--- Begin ---

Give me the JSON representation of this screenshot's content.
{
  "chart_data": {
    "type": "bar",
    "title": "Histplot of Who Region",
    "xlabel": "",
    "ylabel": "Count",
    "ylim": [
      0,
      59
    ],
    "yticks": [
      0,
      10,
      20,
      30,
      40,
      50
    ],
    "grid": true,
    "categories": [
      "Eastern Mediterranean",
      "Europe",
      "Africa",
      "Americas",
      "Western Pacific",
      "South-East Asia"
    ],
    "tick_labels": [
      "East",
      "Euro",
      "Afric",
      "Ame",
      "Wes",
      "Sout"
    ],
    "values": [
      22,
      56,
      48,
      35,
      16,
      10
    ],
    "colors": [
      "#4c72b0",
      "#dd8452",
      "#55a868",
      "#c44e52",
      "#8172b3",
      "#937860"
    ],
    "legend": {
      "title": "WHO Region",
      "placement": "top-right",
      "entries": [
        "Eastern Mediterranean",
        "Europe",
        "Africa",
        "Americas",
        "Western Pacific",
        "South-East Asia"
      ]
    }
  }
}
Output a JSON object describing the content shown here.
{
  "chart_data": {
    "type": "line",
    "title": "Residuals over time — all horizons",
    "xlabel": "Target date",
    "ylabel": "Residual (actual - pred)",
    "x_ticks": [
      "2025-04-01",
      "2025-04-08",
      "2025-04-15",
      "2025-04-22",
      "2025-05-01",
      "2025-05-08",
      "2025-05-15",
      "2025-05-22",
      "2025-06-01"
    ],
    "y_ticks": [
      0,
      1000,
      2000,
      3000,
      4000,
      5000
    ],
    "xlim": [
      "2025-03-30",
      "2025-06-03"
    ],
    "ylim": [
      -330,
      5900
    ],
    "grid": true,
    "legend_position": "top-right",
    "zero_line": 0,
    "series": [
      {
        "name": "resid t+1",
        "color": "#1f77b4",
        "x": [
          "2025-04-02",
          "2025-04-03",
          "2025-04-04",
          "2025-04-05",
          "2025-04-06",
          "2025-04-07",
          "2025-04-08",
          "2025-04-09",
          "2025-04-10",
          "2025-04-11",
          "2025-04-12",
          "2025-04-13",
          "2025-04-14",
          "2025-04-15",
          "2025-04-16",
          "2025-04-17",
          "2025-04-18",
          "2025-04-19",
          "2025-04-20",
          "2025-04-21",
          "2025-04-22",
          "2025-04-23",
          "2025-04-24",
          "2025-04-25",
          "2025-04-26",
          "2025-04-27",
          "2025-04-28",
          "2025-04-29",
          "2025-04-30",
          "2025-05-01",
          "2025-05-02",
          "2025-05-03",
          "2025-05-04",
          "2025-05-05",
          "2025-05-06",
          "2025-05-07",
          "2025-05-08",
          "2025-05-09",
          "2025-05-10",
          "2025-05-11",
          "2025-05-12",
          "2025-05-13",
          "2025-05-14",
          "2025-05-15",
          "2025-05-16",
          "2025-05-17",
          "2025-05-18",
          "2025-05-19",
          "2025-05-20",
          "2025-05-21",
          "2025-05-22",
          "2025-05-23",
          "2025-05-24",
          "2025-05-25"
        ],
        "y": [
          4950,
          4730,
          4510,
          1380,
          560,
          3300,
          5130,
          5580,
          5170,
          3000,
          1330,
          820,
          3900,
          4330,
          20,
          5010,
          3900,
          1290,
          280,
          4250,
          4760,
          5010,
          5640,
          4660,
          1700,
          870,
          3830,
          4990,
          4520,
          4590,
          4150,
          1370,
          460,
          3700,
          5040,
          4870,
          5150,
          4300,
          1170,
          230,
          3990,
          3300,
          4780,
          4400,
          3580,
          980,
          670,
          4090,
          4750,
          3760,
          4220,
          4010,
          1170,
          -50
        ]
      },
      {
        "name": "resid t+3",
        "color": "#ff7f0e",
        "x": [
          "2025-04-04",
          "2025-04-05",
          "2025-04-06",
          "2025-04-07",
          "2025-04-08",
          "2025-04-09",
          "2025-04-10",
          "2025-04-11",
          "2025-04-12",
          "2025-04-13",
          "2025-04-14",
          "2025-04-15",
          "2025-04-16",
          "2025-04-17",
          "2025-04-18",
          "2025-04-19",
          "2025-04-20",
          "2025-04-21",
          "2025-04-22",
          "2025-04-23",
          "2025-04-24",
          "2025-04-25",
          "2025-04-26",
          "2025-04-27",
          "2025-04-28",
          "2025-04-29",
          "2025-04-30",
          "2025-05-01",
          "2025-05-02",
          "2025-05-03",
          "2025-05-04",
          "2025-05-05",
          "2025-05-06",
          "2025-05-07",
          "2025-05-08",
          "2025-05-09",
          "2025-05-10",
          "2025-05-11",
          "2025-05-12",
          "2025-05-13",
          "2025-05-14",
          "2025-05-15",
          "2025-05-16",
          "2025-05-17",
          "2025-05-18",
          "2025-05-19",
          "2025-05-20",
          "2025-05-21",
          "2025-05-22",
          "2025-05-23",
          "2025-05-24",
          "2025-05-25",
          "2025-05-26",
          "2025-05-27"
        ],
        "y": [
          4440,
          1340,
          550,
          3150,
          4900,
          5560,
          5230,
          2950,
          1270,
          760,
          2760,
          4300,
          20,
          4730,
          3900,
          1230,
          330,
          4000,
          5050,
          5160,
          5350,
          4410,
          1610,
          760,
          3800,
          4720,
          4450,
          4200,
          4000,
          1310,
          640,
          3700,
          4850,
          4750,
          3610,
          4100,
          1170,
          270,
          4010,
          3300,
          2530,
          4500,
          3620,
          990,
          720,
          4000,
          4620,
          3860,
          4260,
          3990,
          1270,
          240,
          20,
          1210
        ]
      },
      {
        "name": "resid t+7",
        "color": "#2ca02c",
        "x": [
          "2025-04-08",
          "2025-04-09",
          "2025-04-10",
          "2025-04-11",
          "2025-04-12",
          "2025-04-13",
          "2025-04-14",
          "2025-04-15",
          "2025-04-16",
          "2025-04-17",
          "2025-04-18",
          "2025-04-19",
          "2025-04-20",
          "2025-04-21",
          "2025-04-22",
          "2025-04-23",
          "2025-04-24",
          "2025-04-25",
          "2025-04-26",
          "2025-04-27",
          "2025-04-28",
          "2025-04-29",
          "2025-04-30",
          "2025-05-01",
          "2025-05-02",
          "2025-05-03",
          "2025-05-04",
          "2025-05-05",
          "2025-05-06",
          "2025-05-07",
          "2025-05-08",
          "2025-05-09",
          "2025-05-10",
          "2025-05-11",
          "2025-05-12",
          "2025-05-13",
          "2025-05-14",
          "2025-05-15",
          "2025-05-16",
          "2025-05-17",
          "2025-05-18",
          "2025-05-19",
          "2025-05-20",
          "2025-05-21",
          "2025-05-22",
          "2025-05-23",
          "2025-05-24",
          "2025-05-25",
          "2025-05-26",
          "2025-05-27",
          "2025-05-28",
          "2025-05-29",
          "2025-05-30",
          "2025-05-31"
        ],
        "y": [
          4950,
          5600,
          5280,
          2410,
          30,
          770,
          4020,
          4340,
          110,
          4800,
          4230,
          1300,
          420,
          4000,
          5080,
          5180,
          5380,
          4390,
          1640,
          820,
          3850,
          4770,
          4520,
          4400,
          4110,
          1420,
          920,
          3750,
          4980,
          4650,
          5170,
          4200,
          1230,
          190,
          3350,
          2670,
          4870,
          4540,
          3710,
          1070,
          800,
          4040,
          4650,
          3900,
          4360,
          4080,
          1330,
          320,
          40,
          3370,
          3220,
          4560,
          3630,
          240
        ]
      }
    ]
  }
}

--- End ---

Count how many lines above carry the word "content". Only the number is required.

- _The result_: 2